▶ Data excerpts
****************************************

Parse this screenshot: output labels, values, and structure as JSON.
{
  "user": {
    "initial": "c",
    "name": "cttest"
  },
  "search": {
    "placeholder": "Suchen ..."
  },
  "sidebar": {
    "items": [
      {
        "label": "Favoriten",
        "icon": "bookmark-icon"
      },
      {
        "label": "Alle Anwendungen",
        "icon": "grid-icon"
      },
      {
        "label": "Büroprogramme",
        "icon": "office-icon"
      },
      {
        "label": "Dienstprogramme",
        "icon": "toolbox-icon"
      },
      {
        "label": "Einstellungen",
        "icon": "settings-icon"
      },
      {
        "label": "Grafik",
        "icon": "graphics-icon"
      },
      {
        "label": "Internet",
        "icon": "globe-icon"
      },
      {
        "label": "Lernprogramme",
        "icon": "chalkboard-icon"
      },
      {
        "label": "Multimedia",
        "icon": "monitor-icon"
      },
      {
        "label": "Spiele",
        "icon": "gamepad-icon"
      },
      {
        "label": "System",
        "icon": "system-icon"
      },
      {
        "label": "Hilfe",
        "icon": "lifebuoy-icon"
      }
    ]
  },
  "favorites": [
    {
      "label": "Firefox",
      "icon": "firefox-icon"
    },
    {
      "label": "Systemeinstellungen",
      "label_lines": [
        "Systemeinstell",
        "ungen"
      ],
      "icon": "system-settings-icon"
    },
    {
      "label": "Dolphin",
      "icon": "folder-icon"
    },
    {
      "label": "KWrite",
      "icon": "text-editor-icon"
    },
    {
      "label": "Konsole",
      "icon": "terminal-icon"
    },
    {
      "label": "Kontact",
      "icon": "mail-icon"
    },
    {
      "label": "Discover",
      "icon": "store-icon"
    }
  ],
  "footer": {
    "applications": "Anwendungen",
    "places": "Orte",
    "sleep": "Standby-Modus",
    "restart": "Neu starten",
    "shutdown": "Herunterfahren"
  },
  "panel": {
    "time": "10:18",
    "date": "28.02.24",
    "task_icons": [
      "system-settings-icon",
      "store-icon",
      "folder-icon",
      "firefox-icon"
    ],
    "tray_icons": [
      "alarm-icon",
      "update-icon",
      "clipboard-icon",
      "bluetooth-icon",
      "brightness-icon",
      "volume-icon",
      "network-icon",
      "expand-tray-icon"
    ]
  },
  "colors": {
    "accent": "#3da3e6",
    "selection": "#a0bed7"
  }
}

****************************************

▶ WHAT THE TASK ASKS
Print the whole listing again, exactly.

▶ ANSWER TO THIS EXERCISE
Parse this screenshot: output labels, values, and structure as JSON.
{
  "user": {
    "initial": "c",
    "name": "cttest"
  },
  "search": {
    "placeholder": "Suchen ..."
  },
  "sidebar": {
    "items": [
      {
        "label": "Favoriten",
        "icon": "bookmark-icon"
      },
      {
        "label": "Alle Anwendungen",
        "icon": "grid-icon"
      },
      {
        "label": "Büroprogramme",
        "icon": "office-icon"
      },
      {
        "label": "Dienstprogramme",
        "icon": "toolbox-icon"
      },
      {
        "label": "Einstellungen",
        "icon": "settings-icon"
      },
      {
        "label": "Grafik",
        "icon": "graphics-icon"
      },
      {
        "label": "Internet",
        "icon": "globe-icon"
      },
      {
        "label": "Lernprogramme",
        "icon": "chalkboard-icon"
      },
      {
        "label": "Multimedia",
        "icon": "monitor-icon"
      },
      {
        "label": "Spiele",
        "icon": "gamepad-icon"
      },
      {
        "label": "System",
        "icon": "system-icon"
      },
      {
        "label": "Hilfe",
        "icon": "lifebuoy-icon"
      }
    ]
  },
  "favorites": [
    {
      "label": "Firefox",
      "icon": "firefox-icon"
    },
    {
      "label": "Systemeinstellungen",
      "label_lines": [
        "Systemeinstell",
        "ungen"
      ],
      "icon": "system-settings-icon"
    },
    {
      "label": "Dolphin",
      "icon": "folder-icon"
    },
    {
      "label": "KWrite",
      "icon": "text-editor-icon"
    },
    {
      "label": "Konsole",
      "icon": "terminal-icon"
    },
    {
      "label": "Kontact",
      "icon": "mail-icon"
    },
    {
      "label": "Discover",
      "icon": "store-icon"
    }
  ],
  "footer": {
    "applications": "Anwendungen",
    "places": "Orte",
    "sleep": "Standby-Modus",
    "restart": "Neu starten",
    "shutdown": "Herunterfahren"
  },
  "panel": {
    "time": "10:18",
    "date": "28.02.24",
    "task_icons": [
      "system-settings-icon",
      "store-icon",
      "folder-icon",
      "firefox-icon"
    ],
    "tray_icons": [
      "alarm-icon",
      "update-icon",
      "clipboard-icon",
      "bluetooth-icon",
      "brightness-icon",
      "volume-icon",
      "network-icon",
      "expand-tray-icon"
    ]
  },
  "colors": {
    "accent": "#3da3e6",
    "selection": "#a0bed7"
  }
}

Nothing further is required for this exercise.